Recorded data:
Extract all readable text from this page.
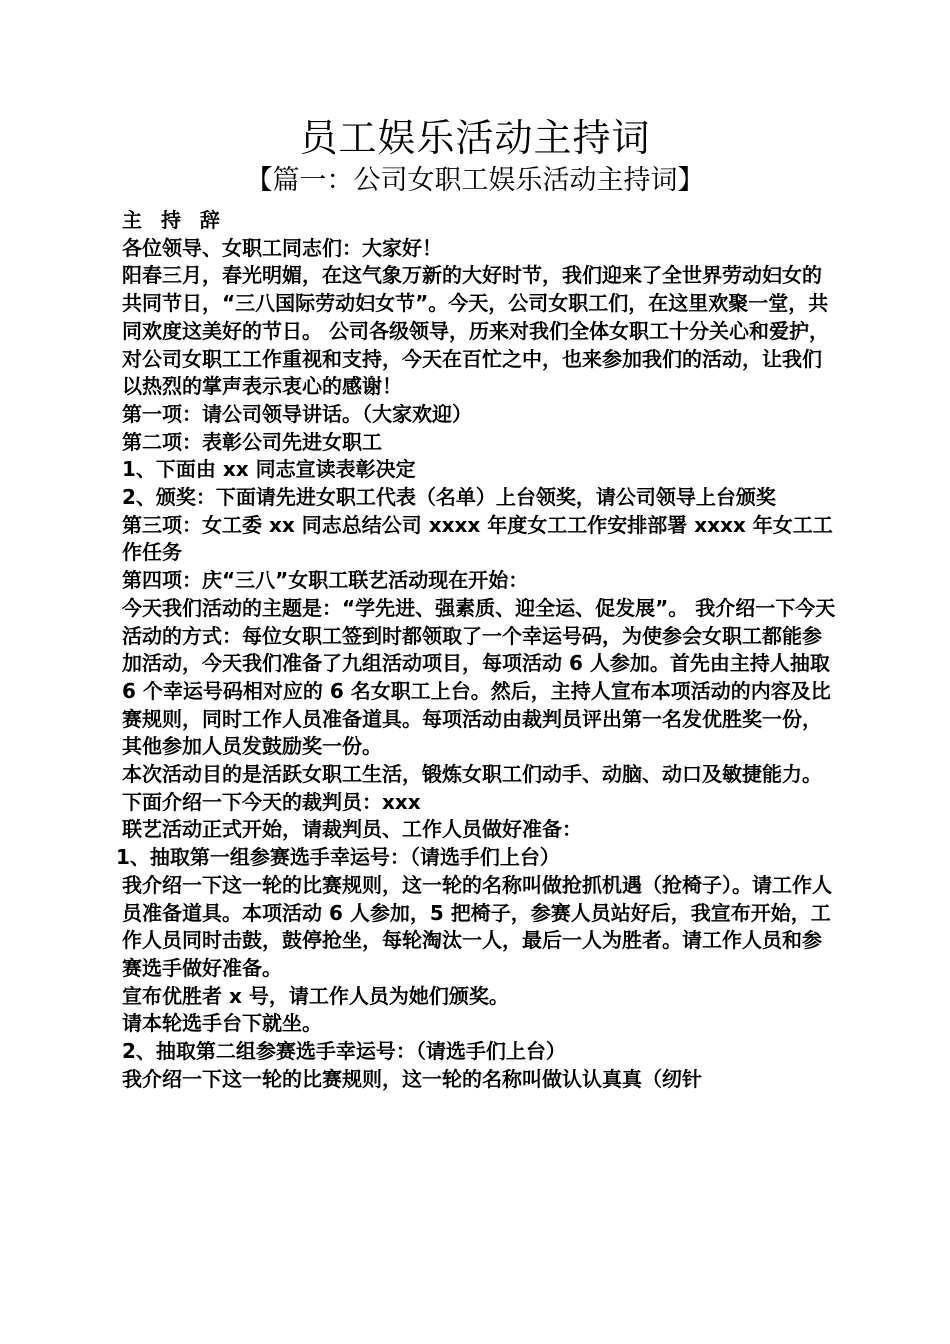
员工娱乐活动主持词
【篇一：公司女职工娱乐活动主持词】

主 持 辞

各位领导、女职工同志们：大家好！

阳春三月，春光明媚，在这气象万新的大好时节，我们迎来了全世界劳动妇女的共同节日，“三八国际劳动妇女节”。今天，公司女职工们，在这里欢聚一堂，共同欢度这美好的节日。 公司各级领导，历来对我们全体女职工十分关心和爱护，对公司女职工工作重视和支持，今天在百忙之中，也来参加我们的活动，让我们以热烈的掌声表示衷心的感谢！

第一项：请公司领导讲话。（大家欢迎）

第二项：表彰公司先进女职工

1、下面由 xx 同志宣读表彰决定

2、颁奖：下面请先进女职工代表（名单）上台领奖，请公司领导上台颁奖

第三项：女工委 xx 同志总结公司 xxxx 年度女工工作安排部署 xxxx 年女工工作任务

第四项：庆“三八”女职工联艺活动现在开始：

今天我们活动的主题是：“学先进、强素质、迎全运、促发展”。 我介绍一下今天活动的方式：每位女职工签到时都领取了一个幸运号码，为使参会女职工都能参加活动，今天我们准备了九组活动项目，每项活动 6 人参加。首先由主持人抽取 6 个幸运号码相对应的 6 名女职工上台。然后，主持人宣布本项活动的内容及比赛规则，同时工作人员准备道具。每项活动由裁判员评出第一名发优胜奖一份，其他参加人员发鼓励奖一份。

本次活动目的是活跃女职工生活，锻炼女职工们动手、动脑、动口及敏捷能力。

下面介绍一下今天的裁判员：xxx

联艺活动正式开始，请裁判员、工作人员做好准备：

1、抽取第一组参赛选手幸运号：（请选手们上台）

我介绍一下这一轮的比赛规则，这一轮的名称叫做抢抓机遇（抢椅子）。请工作人员准备道具。本项活动 6 人参加，5 把椅子，参赛人员站好后，我宣布开始，工作人员同时击鼓，鼓停抢坐，每轮淘汰一人，最后一人为胜者。请工作人员和参赛选手做好准备。

宣布优胜者 x 号，请工作人员为她们颁奖。

请本轮选手台下就坐。

2、抽取第二组参赛选手幸运号：（请选手们上台）

我介绍一下这一轮的比赛规则，这一轮的名称叫做认认真真（纫针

What you have to do ▸ Write out the whole listing again, exactly, with no pictures.

Expected answer ▸
Extract all readable text from this page.
员工娱乐活动主持词
【篇一：公司女职工娱乐活动主持词】

主 持 辞

各位领导、女职工同志们：大家好！

阳春三月，春光明媚，在这气象万新的大好时节，我们迎来了全世界劳动妇女的共同节日，“三八国际劳动妇女节”。今天，公司女职工们，在这里欢聚一堂，共同欢度这美好的节日。 公司各级领导，历来对我们全体女职工十分关心和爱护，对公司女职工工作重视和支持，今天在百忙之中，也来参加我们的活动，让我们以热烈的掌声表示衷心的感谢！

第一项：请公司领导讲话。（大家欢迎）

第二项：表彰公司先进女职工

1、下面由 xx 同志宣读表彰决定

2、颁奖：下面请先进女职工代表（名单）上台领奖，请公司领导上台颁奖

第三项：女工委 xx 同志总结公司 xxxx 年度女工工作安排部署 xxxx 年女工工作任务

第四项：庆“三八”女职工联艺活动现在开始：

今天我们活动的主题是：“学先进、强素质、迎全运、促发展”。 我介绍一下今天活动的方式：每位女职工签到时都领取了一个幸运号码，为使参会女职工都能参加活动，今天我们准备了九组活动项目，每项活动 6 人参加。首先由主持人抽取 6 个幸运号码相对应的 6 名女职工上台。然后，主持人宣布本项活动的内容及比赛规则，同时工作人员准备道具。每项活动由裁判员评出第一名发优胜奖一份，其他参加人员发鼓励奖一份。

本次活动目的是活跃女职工生活，锻炼女职工们动手、动脑、动口及敏捷能力。

下面介绍一下今天的裁判员：xxx

联艺活动正式开始，请裁判员、工作人员做好准备：

1、抽取第一组参赛选手幸运号：（请选手们上台）

我介绍一下这一轮的比赛规则，这一轮的名称叫做抢抓机遇（抢椅子）。请工作人员准备道具。本项活动 6 人参加，5 把椅子，参赛人员站好后，我宣布开始，工作人员同时击鼓，鼓停抢坐，每轮淘汰一人，最后一人为胜者。请工作人员和参赛选手做好准备。

宣布优胜者 x 号，请工作人员为她们颁奖。

请本轮选手台下就坐。

2、抽取第二组参赛选手幸运号：（请选手们上台）

我介绍一下这一轮的比赛规则，这一轮的名称叫做认认真真（纫针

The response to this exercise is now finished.